Please output the lines shown below exactly as they appear.

# START OF Record extracts

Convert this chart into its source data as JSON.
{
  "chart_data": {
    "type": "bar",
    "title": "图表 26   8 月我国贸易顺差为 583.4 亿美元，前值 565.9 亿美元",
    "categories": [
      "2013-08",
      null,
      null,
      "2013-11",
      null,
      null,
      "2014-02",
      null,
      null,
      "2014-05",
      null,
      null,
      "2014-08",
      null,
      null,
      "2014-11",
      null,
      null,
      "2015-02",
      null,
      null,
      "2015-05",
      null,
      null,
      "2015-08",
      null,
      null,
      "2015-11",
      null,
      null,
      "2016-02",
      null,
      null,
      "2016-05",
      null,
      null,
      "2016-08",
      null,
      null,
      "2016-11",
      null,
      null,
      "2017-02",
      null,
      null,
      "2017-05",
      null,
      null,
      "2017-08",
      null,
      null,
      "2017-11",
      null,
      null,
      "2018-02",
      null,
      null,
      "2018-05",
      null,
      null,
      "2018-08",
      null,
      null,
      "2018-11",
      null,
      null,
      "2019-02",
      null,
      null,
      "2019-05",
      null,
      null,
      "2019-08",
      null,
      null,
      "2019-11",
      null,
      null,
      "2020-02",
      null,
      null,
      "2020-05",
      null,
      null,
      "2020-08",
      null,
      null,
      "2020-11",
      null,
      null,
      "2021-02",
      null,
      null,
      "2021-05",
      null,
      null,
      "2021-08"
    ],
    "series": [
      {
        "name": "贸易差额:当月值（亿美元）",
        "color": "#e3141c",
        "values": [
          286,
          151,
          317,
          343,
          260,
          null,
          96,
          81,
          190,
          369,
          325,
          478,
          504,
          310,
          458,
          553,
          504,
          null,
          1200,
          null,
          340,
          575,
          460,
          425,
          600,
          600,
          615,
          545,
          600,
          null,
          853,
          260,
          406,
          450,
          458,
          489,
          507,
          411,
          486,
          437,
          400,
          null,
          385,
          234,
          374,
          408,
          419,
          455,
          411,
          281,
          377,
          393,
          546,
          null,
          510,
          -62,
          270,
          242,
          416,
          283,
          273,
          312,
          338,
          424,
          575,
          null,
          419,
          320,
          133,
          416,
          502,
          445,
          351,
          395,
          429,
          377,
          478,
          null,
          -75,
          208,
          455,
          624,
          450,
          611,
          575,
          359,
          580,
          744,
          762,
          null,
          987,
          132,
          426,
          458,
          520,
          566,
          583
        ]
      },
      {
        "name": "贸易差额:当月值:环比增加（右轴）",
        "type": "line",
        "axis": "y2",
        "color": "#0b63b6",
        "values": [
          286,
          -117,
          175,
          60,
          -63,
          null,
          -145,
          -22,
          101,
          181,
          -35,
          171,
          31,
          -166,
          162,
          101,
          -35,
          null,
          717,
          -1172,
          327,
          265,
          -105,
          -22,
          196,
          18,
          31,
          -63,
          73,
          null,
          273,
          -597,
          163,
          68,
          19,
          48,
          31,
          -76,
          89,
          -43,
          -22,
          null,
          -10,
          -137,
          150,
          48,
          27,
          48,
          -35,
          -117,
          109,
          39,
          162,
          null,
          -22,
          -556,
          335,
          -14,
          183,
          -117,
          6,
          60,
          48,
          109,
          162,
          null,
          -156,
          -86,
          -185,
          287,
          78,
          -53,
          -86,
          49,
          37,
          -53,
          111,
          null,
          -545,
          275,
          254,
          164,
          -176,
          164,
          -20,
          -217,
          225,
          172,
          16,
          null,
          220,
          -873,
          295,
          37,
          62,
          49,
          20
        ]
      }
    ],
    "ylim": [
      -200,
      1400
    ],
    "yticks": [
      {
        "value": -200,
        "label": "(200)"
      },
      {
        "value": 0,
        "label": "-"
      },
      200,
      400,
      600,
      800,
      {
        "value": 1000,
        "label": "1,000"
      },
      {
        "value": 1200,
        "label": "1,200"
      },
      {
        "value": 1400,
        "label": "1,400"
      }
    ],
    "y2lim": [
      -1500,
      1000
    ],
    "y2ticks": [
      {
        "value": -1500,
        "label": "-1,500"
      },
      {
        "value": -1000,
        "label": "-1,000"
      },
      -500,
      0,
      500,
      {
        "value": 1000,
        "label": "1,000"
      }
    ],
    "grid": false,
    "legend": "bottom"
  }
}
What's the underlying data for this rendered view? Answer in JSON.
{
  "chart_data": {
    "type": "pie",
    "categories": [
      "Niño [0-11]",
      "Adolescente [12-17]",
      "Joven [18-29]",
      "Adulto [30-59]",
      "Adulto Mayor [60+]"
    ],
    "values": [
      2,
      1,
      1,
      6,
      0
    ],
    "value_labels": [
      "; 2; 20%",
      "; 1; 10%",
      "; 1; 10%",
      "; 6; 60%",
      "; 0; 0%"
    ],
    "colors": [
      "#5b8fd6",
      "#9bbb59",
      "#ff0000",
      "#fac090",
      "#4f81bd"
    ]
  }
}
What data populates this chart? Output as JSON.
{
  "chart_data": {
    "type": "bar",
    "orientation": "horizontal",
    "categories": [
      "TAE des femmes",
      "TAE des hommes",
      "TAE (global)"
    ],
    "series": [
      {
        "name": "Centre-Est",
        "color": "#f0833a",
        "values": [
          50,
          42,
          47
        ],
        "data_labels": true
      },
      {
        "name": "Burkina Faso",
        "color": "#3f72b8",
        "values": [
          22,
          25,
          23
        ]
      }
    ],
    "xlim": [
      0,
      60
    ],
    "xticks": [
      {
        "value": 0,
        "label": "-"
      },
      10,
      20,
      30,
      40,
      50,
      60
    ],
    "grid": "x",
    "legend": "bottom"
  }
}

# END OF Record extracts

Exercise response
Convert this chart into its source data as JSON.
{
  "chart_data": {
    "type": "bar",
    "title": "图表 26   8 月我国贸易顺差为 583.4 亿美元，前值 565.9 亿美元",
    "categories": [
      "2013-08",
      null,
      null,
      "2013-11",
      null,
      null,
      "2014-02",
      null,
      null,
      "2014-05",
      null,
      null,
      "2014-08",
      null,
      null,
      "2014-11",
      null,
      null,
      "2015-02",
      null,
      null,
      "2015-05",
      null,
      null,
      "2015-08",
      null,
      null,
      "2015-11",
      null,
      null,
      "2016-02",
      null,
      null,
      "2016-05",
      null,
      null,
      "2016-08",
      null,
      null,
      "2016-11",
      null,
      null,
      "2017-02",
      null,
      null,
      "2017-05",
      null,
      null,
      "2017-08",
      null,
      null,
      "2017-11",
      null,
      null,
      "2018-02",
      null,
      null,
      "2018-05",
      null,
      null,
      "2018-08",
      null,
      null,
      "2018-11",
      null,
      null,
      "2019-02",
      null,
      null,
      "2019-05",
      null,
      null,
      "2019-08",
      null,
      null,
      "2019-11",
      null,
      null,
      "2020-02",
      null,
      null,
      "2020-05",
      null,
      null,
      "2020-08",
      null,
      null,
      "2020-11",
      null,
      null,
      "2021-02",
      null,
      null,
      "2021-05",
      null,
      null,
      "2021-08"
    ],
    "series": [
      {
        "name": "贸易差额:当月值（亿美元）",
        "color": "#e3141c",
        "values": [
          286,
          151,
          317,
          343,
          260,
          null,
          96,
          81,
          190,
          369,
          325,
          478,
          504,
          310,
          458,
          553,
          504,
          null,
          1200,
          null,
          340,
          575,
          460,
          425,
          600,
          600,
          615,
          545,
          600,
          null,
          853,
          260,
          406,
          450,
          458,
          489,
          507,
          411,
          486,
          437,
          400,
          null,
          385,
          234,
          374,
          408,
          419,
          455,
          411,
          281,
          377,
          393,
          546,
          null,
          510,
          -62,
          270,
          242,
          416,
          283,
          273,
          312,
          338,
          424,
          575,
          null,
          419,
          320,
          133,
          416,
          502,
          445,
          351,
          395,
          429,
          377,
          478,
          null,
          -75,
          208,
          455,
          624,
          450,
          611,
          575,
          359,
          580,
          744,
          762,
          null,
          987,
          132,
          426,
          458,
          520,
          566,
          583
        ]
      },
      {
        "name": "贸易差额:当月值:环比增加（右轴）",
        "type": "line",
        "axis": "y2",
        "color": "#0b63b6",
        "values": [
          286,
          -117,
          175,
          60,
          -63,
          null,
          -145,
          -22,
          101,
          181,
          -35,
          171,
          31,
          -166,
          162,
          101,
          -35,
          null,
          717,
          -1172,
          327,
          265,
          -105,
          -22,
          196,
          18,
          31,
          -63,
          73,
          null,
          273,
          -597,
          163,
          68,
          19,
          48,
          31,
          -76,
          89,
          -43,
          -22,
          null,
          -10,
          -137,
          150,
          48,
          27,
          48,
          -35,
          -117,
          109,
          39,
          162,
          null,
          -22,
          -556,
          335,
          -14,
          183,
          -117,
          6,
          60,
          48,
          109,
          162,
          null,
          -156,
          -86,
          -185,
          287,
          78,
          -53,
          -86,
          49,
          37,
          -53,
          111,
          null,
          -545,
          275,
          254,
          164,
          -176,
          164,
          -20,
          -217,
          225,
          172,
          16,
          null,
          220,
          -873,
          295,
          37,
          62,
          49,
          20
        ]
      }
    ],
    "ylim": [
      -200,
      1400
    ],
    "yticks": [
      {
        "value": -200,
        "label": "(200)"
      },
      {
        "value": 0,
        "label": "-"
      },
      200,
      400,
      600,
      800,
      {
        "value": 1000,
        "label": "1,000"
      },
      {
        "value": 1200,
        "label": "1,200"
      },
      {
        "value": 1400,
        "label": "1,400"
      }
    ],
    "y2lim": [
      -1500,
      1000
    ],
    "y2ticks": [
      {
        "value": -1500,
        "label": "-1,500"
      },
      {
        "value": -1000,
        "label": "-1,000"
      },
      -500,
      0,
      500,
      {
        "value": 1000,
        "label": "1,000"
      }
    ],
    "grid": false,
    "legend": "bottom"
  }
}
What's the underlying data for this rendered view? Answer in JSON.
{
  "chart_data": {
    "type": "pie",
    "categories": [
      "Niño [0-11]",
      "Adolescente [12-17]",
      "Joven [18-29]",
      "Adulto [30-59]",
      "Adulto Mayor [60+]"
    ],
    "values": [
      2,
      1,
      1,
      6,
      0
    ],
    "value_labels": [
      "; 2; 20%",
      "; 1; 10%",
      "; 1; 10%",
      "; 6; 60%",
      "; 0; 0%"
    ],
    "colors": [
      "#5b8fd6",
      "#9bbb59",
      "#ff0000",
      "#fac090",
      "#4f81bd"
    ]
  }
}
What data populates this chart? Output as JSON.
{
  "chart_data": {
    "type": "bar",
    "orientation": "horizontal",
    "categories": [
      "TAE des femmes",
      "TAE des hommes",
      "TAE (global)"
    ],
    "series": [
      {
        "name": "Centre-Est",
        "color": "#f0833a",
        "values": [
          50,
          42,
          47
        ],
        "data_labels": true
      },
      {
        "name": "Burkina Faso",
        "color": "#3f72b8",
        "values": [
          22,
          25,
          23
        ]
      }
    ],
    "xlim": [
      0,
      60
    ],
    "xticks": [
      {
        "value": 0,
        "label": "-"
      },
      10,
      20,
      30,
      40,
      50,
      60
    ],
    "grid": "x",
    "legend": "bottom"
  }
}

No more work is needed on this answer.